The records.
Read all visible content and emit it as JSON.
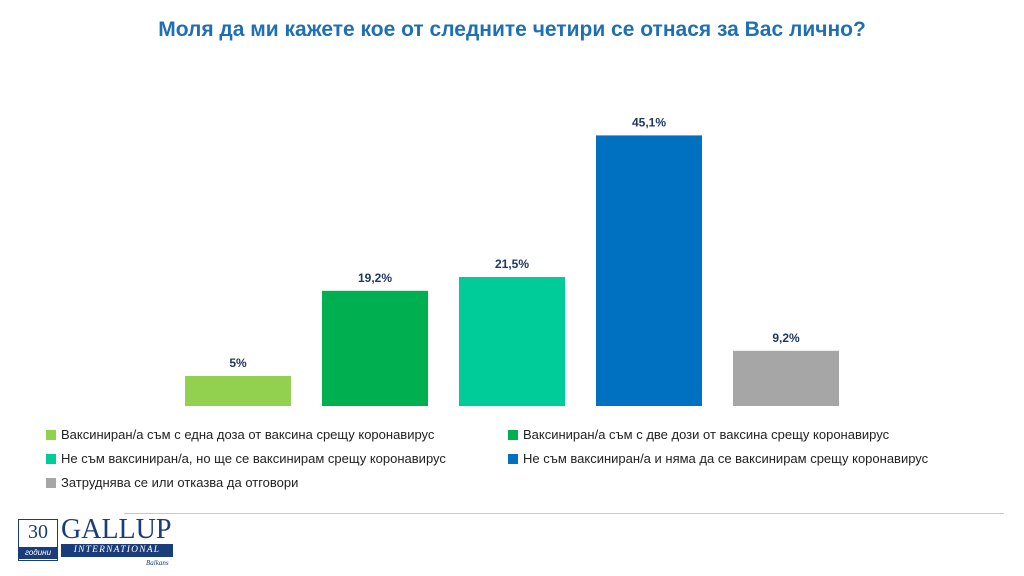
{
  "title": "Моля да ми кажете кое от следните четири се отнася за Вас лично?",
  "chart_data": {
    "type": "bar",
    "title": "Моля да ми кажете кое от следните четири се отнася за Вас лично?",
    "xlabel": "",
    "ylabel": "",
    "ylim": [
      0,
      50
    ],
    "grid": false,
    "legend_position": "bottom",
    "categories": [
      "Ваксиниран/а съм с една доза от ваксина срещу коронавирус",
      "Ваксиниран/а съм с две дози от ваксина срещу коронавирус",
      "Не съм ваксиниран/а, но ще се ваксинирам срещу коронавирус",
      "Не съм ваксиниран/а и няма да се ваксинирам срещу коронавирус",
      "Затруднява се или отказва да отговори"
    ],
    "values": [
      5,
      19.2,
      21.5,
      45.1,
      9.2
    ],
    "data_labels": [
      "5%",
      "19,2%",
      "21,5%",
      "45,1%",
      "9,2%"
    ],
    "colors": [
      "#92d050",
      "#00b050",
      "#00cc99",
      "#0070c0",
      "#a6a6a6"
    ]
  },
  "logo": {
    "years": "30",
    "years_word": "години",
    "brand": "GALLUP",
    "subbrand": "INTERNATIONAL",
    "region": "Balkans"
  }
}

What is asked.
Give every line back word for word and leave the pictures out.

Solution to the problem.
Read all visible content and emit it as JSON.
{
  "title": "Моля да ми кажете кое от следните четири се отнася за Вас лично?",
  "chart_data": {
    "type": "bar",
    "title": "Моля да ми кажете кое от следните четири се отнася за Вас лично?",
    "xlabel": "",
    "ylabel": "",
    "ylim": [
      0,
      50
    ],
    "grid": false,
    "legend_position": "bottom",
    "categories": [
      "Ваксиниран/а съм с една доза от ваксина срещу коронавирус",
      "Ваксиниран/а съм с две дози от ваксина срещу коронавирус",
      "Не съм ваксиниран/а, но ще се ваксинирам срещу коронавирус",
      "Не съм ваксиниран/а и няма да се ваксинирам срещу коронавирус",
      "Затруднява се или отказва да отговори"
    ],
    "values": [
      5,
      19.2,
      21.5,
      45.1,
      9.2
    ],
    "data_labels": [
      "5%",
      "19,2%",
      "21,5%",
      "45,1%",
      "9,2%"
    ],
    "colors": [
      "#92d050",
      "#00b050",
      "#00cc99",
      "#0070c0",
      "#a6a6a6"
    ]
  },
  "logo": {
    "years": "30",
    "years_word": "години",
    "brand": "GALLUP",
    "subbrand": "INTERNATIONAL",
    "region": "Balkans"
  }
}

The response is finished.